__Extracted data__.

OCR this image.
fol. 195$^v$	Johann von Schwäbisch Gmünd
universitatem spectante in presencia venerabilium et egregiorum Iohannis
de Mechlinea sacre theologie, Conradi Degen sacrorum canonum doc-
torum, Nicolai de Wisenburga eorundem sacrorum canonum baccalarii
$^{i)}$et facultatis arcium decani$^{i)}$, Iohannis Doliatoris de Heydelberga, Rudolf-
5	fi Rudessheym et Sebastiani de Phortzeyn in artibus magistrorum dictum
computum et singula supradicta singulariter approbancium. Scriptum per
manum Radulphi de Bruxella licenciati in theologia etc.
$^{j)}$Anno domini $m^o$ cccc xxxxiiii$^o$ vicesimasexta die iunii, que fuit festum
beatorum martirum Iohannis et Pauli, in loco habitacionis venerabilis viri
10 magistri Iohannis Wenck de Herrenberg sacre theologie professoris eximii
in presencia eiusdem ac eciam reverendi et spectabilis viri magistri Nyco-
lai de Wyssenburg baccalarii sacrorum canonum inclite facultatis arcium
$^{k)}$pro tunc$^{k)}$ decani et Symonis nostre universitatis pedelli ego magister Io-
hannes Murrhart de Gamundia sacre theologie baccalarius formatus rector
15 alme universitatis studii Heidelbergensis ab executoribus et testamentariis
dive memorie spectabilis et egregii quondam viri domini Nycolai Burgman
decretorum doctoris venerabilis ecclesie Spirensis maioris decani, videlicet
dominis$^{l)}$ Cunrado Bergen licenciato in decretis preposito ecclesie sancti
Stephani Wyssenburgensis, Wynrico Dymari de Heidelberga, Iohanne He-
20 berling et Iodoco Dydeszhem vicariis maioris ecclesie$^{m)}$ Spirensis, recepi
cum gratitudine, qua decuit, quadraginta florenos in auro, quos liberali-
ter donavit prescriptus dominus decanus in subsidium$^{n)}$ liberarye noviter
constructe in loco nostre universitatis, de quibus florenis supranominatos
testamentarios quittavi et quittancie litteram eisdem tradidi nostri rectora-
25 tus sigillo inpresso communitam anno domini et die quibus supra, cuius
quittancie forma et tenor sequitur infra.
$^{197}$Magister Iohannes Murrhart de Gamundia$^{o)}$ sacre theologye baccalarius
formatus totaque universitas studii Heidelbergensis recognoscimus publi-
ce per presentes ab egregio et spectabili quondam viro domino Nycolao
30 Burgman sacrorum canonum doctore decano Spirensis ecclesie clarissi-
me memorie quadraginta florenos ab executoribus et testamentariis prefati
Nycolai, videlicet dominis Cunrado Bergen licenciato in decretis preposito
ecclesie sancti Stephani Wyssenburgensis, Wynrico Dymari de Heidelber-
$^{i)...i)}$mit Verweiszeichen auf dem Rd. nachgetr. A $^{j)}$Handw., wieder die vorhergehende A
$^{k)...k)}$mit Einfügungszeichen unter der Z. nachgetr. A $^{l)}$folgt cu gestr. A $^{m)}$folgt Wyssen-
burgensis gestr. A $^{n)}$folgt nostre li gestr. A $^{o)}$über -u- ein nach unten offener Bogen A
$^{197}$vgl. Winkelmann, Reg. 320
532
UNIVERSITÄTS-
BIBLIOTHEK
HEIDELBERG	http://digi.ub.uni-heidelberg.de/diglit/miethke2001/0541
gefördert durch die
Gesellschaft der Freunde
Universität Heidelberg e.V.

__Directive__.
Write out each line of the data above again, exactly as given.

__Solution to the problem__.
OCR this image.
fol. 195$^v$	Johann von Schwäbisch Gmünd
universitatem spectante in presencia venerabilium et egregiorum Iohannis
de Mechlinea sacre theologie, Conradi Degen sacrorum canonum doc-
torum, Nicolai de Wisenburga eorundem sacrorum canonum baccalarii
$^{i)}$et facultatis arcium decani$^{i)}$, Iohannis Doliatoris de Heydelberga, Rudolf-
5	fi Rudessheym et Sebastiani de Phortzeyn in artibus magistrorum dictum
computum et singula supradicta singulariter approbancium. Scriptum per
manum Radulphi de Bruxella licenciati in theologia etc.
$^{j)}$Anno domini $m^o$ cccc xxxxiiii$^o$ vicesimasexta die iunii, que fuit festum
beatorum martirum Iohannis et Pauli, in loco habitacionis venerabilis viri
10 magistri Iohannis Wenck de Herrenberg sacre theologie professoris eximii
in presencia eiusdem ac eciam reverendi et spectabilis viri magistri Nyco-
lai de Wyssenburg baccalarii sacrorum canonum inclite facultatis arcium
$^{k)}$pro tunc$^{k)}$ decani et Symonis nostre universitatis pedelli ego magister Io-
hannes Murrhart de Gamundia sacre theologie baccalarius formatus rector
15 alme universitatis studii Heidelbergensis ab executoribus et testamentariis
dive memorie spectabilis et egregii quondam viri domini Nycolai Burgman
decretorum doctoris venerabilis ecclesie Spirensis maioris decani, videlicet
dominis$^{l)}$ Cunrado Bergen licenciato in decretis preposito ecclesie sancti
Stephani Wyssenburgensis, Wynrico Dymari de Heidelberga, Iohanne He-
20 berling et Iodoco Dydeszhem vicariis maioris ecclesie$^{m)}$ Spirensis, recepi
cum gratitudine, qua decuit, quadraginta florenos in auro, quos liberali-
ter donavit prescriptus dominus decanus in subsidium$^{n)}$ liberarye noviter
constructe in loco nostre universitatis, de quibus florenis supranominatos
testamentarios quittavi et quittancie litteram eisdem tradidi nostri rectora-
25 tus sigillo inpresso communitam anno domini et die quibus supra, cuius
quittancie forma et tenor sequitur infra.
$^{197}$Magister Iohannes Murrhart de Gamundia$^{o)}$ sacre theologye baccalarius
formatus totaque universitas studii Heidelbergensis recognoscimus publi-
ce per presentes ab egregio et spectabili quondam viro domino Nycolao
30 Burgman sacrorum canonum doctore decano Spirensis ecclesie clarissi-
me memorie quadraginta florenos ab executoribus et testamentariis prefati
Nycolai, videlicet dominis Cunrado Bergen licenciato in decretis preposito
ecclesie sancti Stephani Wyssenburgensis, Wynrico Dymari de Heidelber-
$^{i)...i)}$mit Verweiszeichen auf dem Rd. nachgetr. A $^{j)}$Handw., wieder die vorhergehende A
$^{k)...k)}$mit Einfügungszeichen unter der Z. nachgetr. A $^{l)}$folgt cu gestr. A $^{m)}$folgt Wyssen-
burgensis gestr. A $^{n)}$folgt nostre li gestr. A $^{o)}$über -u- ein nach unten offener Bogen A
$^{197}$vgl. Winkelmann, Reg. 320
532
UNIVERSITÄTS-
BIBLIOTHEK
HEIDELBERG	http://digi.ub.uni-heidelberg.de/diglit/miethke2001/0541
gefördert durch die
Gesellschaft der Freunde
Universität Heidelberg e.V.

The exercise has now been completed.